## Supplied data:

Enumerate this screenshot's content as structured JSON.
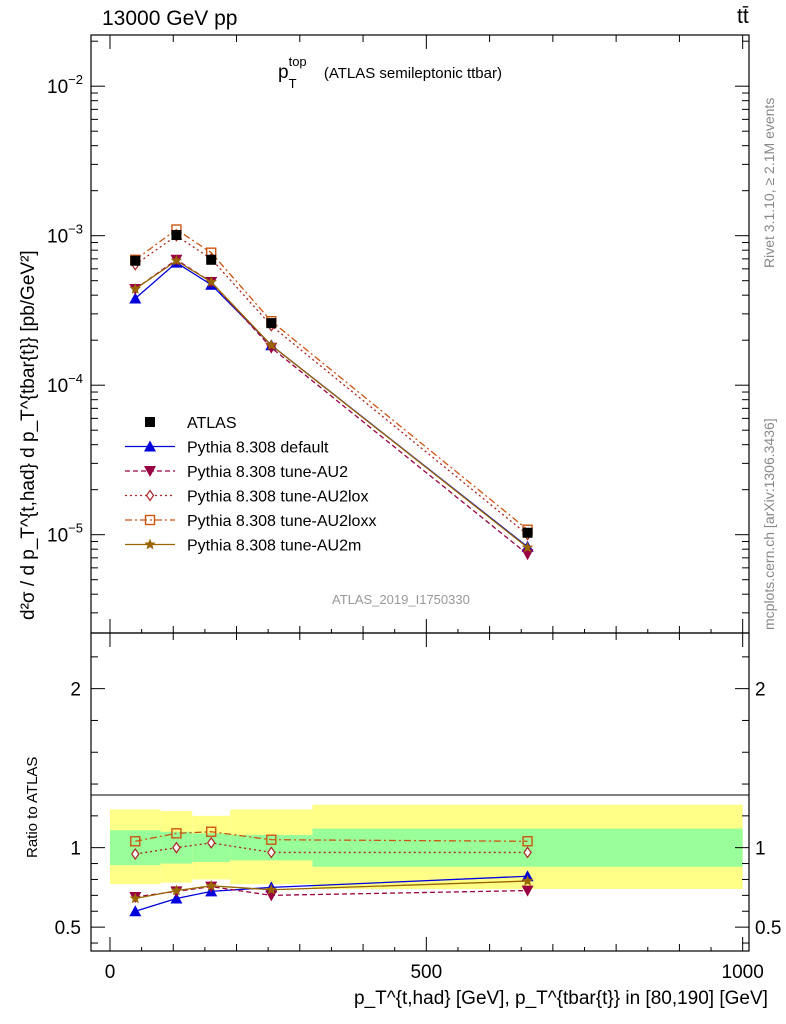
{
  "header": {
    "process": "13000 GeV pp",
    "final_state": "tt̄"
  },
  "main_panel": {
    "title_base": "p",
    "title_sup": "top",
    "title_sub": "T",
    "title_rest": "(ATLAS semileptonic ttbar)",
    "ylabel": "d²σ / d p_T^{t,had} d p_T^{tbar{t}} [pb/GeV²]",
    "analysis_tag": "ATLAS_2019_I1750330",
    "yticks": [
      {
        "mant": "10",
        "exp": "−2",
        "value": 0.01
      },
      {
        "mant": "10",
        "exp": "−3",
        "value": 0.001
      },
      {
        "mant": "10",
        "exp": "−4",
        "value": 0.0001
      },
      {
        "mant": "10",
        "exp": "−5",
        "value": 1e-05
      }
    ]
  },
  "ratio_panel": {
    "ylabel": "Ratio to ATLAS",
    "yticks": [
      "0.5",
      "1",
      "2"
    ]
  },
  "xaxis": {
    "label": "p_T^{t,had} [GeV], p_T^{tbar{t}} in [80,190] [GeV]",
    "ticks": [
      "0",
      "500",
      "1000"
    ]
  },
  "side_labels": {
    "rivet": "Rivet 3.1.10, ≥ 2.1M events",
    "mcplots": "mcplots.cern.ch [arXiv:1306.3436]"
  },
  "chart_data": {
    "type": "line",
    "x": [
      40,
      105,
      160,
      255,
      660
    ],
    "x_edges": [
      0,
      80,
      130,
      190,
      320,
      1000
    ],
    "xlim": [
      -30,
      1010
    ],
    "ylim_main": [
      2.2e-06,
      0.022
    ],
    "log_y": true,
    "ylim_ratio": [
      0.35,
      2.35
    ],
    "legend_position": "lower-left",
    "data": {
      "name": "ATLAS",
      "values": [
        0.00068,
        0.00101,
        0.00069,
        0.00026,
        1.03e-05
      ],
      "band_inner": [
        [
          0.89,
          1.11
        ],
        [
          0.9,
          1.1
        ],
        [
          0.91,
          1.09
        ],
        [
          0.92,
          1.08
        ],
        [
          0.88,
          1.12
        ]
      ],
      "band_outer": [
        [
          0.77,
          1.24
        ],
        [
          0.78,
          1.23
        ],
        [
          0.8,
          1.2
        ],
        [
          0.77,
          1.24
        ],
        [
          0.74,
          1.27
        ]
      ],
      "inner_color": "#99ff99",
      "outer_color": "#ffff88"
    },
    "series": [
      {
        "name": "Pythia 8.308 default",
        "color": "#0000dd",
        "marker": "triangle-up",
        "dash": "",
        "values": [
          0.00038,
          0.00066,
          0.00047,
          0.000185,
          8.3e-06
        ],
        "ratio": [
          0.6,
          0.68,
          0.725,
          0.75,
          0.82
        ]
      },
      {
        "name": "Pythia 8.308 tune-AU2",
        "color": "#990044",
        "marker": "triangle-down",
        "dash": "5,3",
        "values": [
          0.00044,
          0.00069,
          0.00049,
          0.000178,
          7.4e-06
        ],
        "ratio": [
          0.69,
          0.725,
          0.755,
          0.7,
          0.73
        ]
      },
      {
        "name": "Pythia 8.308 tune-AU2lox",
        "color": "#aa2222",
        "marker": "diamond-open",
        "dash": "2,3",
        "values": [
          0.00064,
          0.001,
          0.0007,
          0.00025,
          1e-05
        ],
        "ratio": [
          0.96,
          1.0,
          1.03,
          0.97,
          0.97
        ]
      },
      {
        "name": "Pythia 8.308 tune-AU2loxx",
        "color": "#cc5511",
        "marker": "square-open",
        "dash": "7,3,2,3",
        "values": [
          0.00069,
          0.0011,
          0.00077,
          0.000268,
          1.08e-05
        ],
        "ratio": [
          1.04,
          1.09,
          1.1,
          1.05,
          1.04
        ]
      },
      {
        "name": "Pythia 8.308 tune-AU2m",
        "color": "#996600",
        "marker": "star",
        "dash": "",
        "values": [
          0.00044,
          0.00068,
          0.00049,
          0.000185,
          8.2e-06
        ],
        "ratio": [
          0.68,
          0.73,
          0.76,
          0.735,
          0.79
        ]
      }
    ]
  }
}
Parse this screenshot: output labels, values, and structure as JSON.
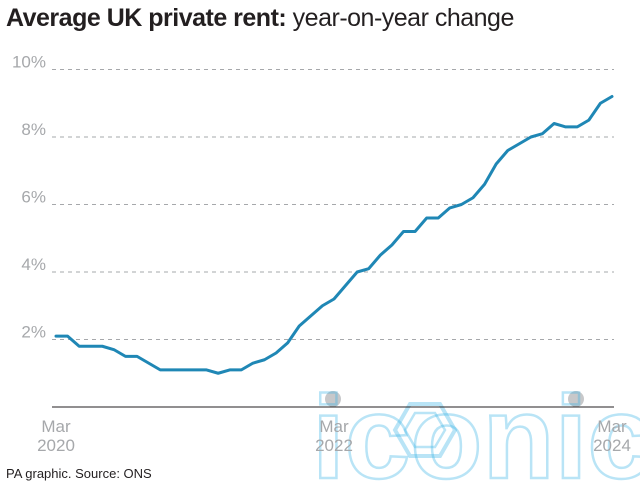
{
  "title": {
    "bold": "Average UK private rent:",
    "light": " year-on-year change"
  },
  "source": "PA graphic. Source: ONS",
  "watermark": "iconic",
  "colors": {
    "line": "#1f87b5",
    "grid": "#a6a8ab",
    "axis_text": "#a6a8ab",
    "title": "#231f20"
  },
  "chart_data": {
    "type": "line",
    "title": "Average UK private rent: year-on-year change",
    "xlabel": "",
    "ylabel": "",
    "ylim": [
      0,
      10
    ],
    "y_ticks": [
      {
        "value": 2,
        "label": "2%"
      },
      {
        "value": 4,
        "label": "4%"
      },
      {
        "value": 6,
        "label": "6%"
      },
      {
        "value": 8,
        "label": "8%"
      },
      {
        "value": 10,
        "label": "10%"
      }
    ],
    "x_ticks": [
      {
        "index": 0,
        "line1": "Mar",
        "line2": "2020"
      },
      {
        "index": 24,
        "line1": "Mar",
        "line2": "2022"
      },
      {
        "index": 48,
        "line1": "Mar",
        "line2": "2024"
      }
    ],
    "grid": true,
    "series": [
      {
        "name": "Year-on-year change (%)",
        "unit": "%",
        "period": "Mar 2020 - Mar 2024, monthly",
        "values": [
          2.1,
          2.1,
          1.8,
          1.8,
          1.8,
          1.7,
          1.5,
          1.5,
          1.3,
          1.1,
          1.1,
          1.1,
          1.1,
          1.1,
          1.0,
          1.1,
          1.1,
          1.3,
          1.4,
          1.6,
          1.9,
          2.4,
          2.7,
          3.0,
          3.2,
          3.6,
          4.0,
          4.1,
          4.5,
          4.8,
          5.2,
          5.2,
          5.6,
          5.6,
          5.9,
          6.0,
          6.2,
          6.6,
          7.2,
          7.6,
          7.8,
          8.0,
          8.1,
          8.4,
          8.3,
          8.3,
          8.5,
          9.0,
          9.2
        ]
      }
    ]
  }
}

## Objective:
Copy the material exactly. Do not include the pictures.

## Completed exercise:
Enumerate this screenshot's content as structured JSON.
{
  "header": {
    "process": "13000 GeV pp",
    "final_state": "tt̄"
  },
  "main_panel": {
    "title_base": "p",
    "title_sup": "top",
    "title_sub": "T",
    "title_rest": "(ATLAS semileptonic ttbar)",
    "ylabel": "d²σ / d p_T^{t,had} d p_T^{tbar{t}} [pb/GeV²]",
    "analysis_tag": "ATLAS_2019_I1750330",
    "yticks": [
      {
        "mant": "10",
        "exp": "−2",
        "value": 0.01
      },
      {
        "mant": "10",
        "exp": "−3",
        "value": 0.001
      },
      {
        "mant": "10",
        "exp": "−4",
        "value": 0.0001
      },
      {
        "mant": "10",
        "exp": "−5",
        "value": 1e-05
      }
    ]
  },
  "ratio_panel": {
    "ylabel": "Ratio to ATLAS",
    "yticks": [
      "0.5",
      "1",
      "2"
    ]
  },
  "xaxis": {
    "label": "p_T^{t,had} [GeV], p_T^{tbar{t}} in [80,190] [GeV]",
    "ticks": [
      "0",
      "500",
      "1000"
    ]
  },
  "side_labels": {
    "rivet": "Rivet 3.1.10, ≥ 2.1M events",
    "mcplots": "mcplots.cern.ch [arXiv:1306.3436]"
  },
  "chart_data": {
    "type": "line",
    "x": [
      40,
      105,
      160,
      255,
      660
    ],
    "x_edges": [
      0,
      80,
      130,
      190,
      320,
      1000
    ],
    "xlim": [
      -30,
      1010
    ],
    "ylim_main": [
      2.2e-06,
      0.022
    ],
    "log_y": true,
    "ylim_ratio": [
      0.35,
      2.35
    ],
    "legend_position": "lower-left",
    "data": {
      "name": "ATLAS",
      "values": [
        0.00068,
        0.00101,
        0.00069,
        0.00026,
        1.03e-05
      ],
      "band_inner": [
        [
          0.89,
          1.11
        ],
        [
          0.9,
          1.1
        ],
        [
          0.91,
          1.09
        ],
        [
          0.92,
          1.08
        ],
        [
          0.88,
          1.12
        ]
      ],
      "band_outer": [
        [
          0.77,
          1.24
        ],
        [
          0.78,
          1.23
        ],
        [
          0.8,
          1.2
        ],
        [
          0.77,
          1.24
        ],
        [
          0.74,
          1.27
        ]
      ],
      "inner_color": "#99ff99",
      "outer_color": "#ffff88"
    },
    "series": [
      {
        "name": "Pythia 8.308 default",
        "color": "#0000dd",
        "marker": "triangle-up",
        "dash": "",
        "values": [
          0.00038,
          0.00066,
          0.00047,
          0.000185,
          8.3e-06
        ],
        "ratio": [
          0.6,
          0.68,
          0.725,
          0.75,
          0.82
        ]
      },
      {
        "name": "Pythia 8.308 tune-AU2",
        "color": "#990044",
        "marker": "triangle-down",
        "dash": "5,3",
        "values": [
          0.00044,
          0.00069,
          0.00049,
          0.000178,
          7.4e-06
        ],
        "ratio": [
          0.69,
          0.725,
          0.755,
          0.7,
          0.73
        ]
      },
      {
        "name": "Pythia 8.308 tune-AU2lox",
        "color": "#aa2222",
        "marker": "diamond-open",
        "dash": "2,3",
        "values": [
          0.00064,
          0.001,
          0.0007,
          0.00025,
          1e-05
        ],
        "ratio": [
          0.96,
          1.0,
          1.03,
          0.97,
          0.97
        ]
      },
      {
        "name": "Pythia 8.308 tune-AU2loxx",
        "color": "#cc5511",
        "marker": "square-open",
        "dash": "7,3,2,3",
        "values": [
          0.00069,
          0.0011,
          0.00077,
          0.000268,
          1.08e-05
        ],
        "ratio": [
          1.04,
          1.09,
          1.1,
          1.05,
          1.04
        ]
      },
      {
        "name": "Pythia 8.308 tune-AU2m",
        "color": "#996600",
        "marker": "star",
        "dash": "",
        "values": [
          0.00044,
          0.00068,
          0.00049,
          0.000185,
          8.2e-06
        ],
        "ratio": [
          0.68,
          0.73,
          0.76,
          0.735,
          0.79
        ]
      }
    ]
  }
}
Parse this screenshot: output labels, values, and structure as JSON.
{
  "title": {
    "bold": "Average UK private rent:",
    "light": " year-on-year change"
  },
  "source": "PA graphic. Source: ONS",
  "watermark": "iconic",
  "colors": {
    "line": "#1f87b5",
    "grid": "#a6a8ab",
    "axis_text": "#a6a8ab",
    "title": "#231f20"
  },
  "chart_data": {
    "type": "line",
    "title": "Average UK private rent: year-on-year change",
    "xlabel": "",
    "ylabel": "",
    "ylim": [
      0,
      10
    ],
    "y_ticks": [
      {
        "value": 2,
        "label": "2%"
      },
      {
        "value": 4,
        "label": "4%"
      },
      {
        "value": 6,
        "label": "6%"
      },
      {
        "value": 8,
        "label": "8%"
      },
      {
        "value": 10,
        "label": "10%"
      }
    ],
    "x_ticks": [
      {
        "index": 0,
        "line1": "Mar",
        "line2": "2020"
      },
      {
        "index": 24,
        "line1": "Mar",
        "line2": "2022"
      },
      {
        "index": 48,
        "line1": "Mar",
        "line2": "2024"
      }
    ],
    "grid": true,
    "series": [
      {
        "name": "Year-on-year change (%)",
        "unit": "%",
        "period": "Mar 2020 - Mar 2024, monthly",
        "values": [
          2.1,
          2.1,
          1.8,
          1.8,
          1.8,
          1.7,
          1.5,
          1.5,
          1.3,
          1.1,
          1.1,
          1.1,
          1.1,
          1.1,
          1.0,
          1.1,
          1.1,
          1.3,
          1.4,
          1.6,
          1.9,
          2.4,
          2.7,
          3.0,
          3.2,
          3.6,
          4.0,
          4.1,
          4.5,
          4.8,
          5.2,
          5.2,
          5.6,
          5.6,
          5.9,
          6.0,
          6.2,
          6.6,
          7.2,
          7.6,
          7.8,
          8.0,
          8.1,
          8.4,
          8.3,
          8.3,
          8.5,
          9.0,
          9.2
        ]
      }
    ]
  }
}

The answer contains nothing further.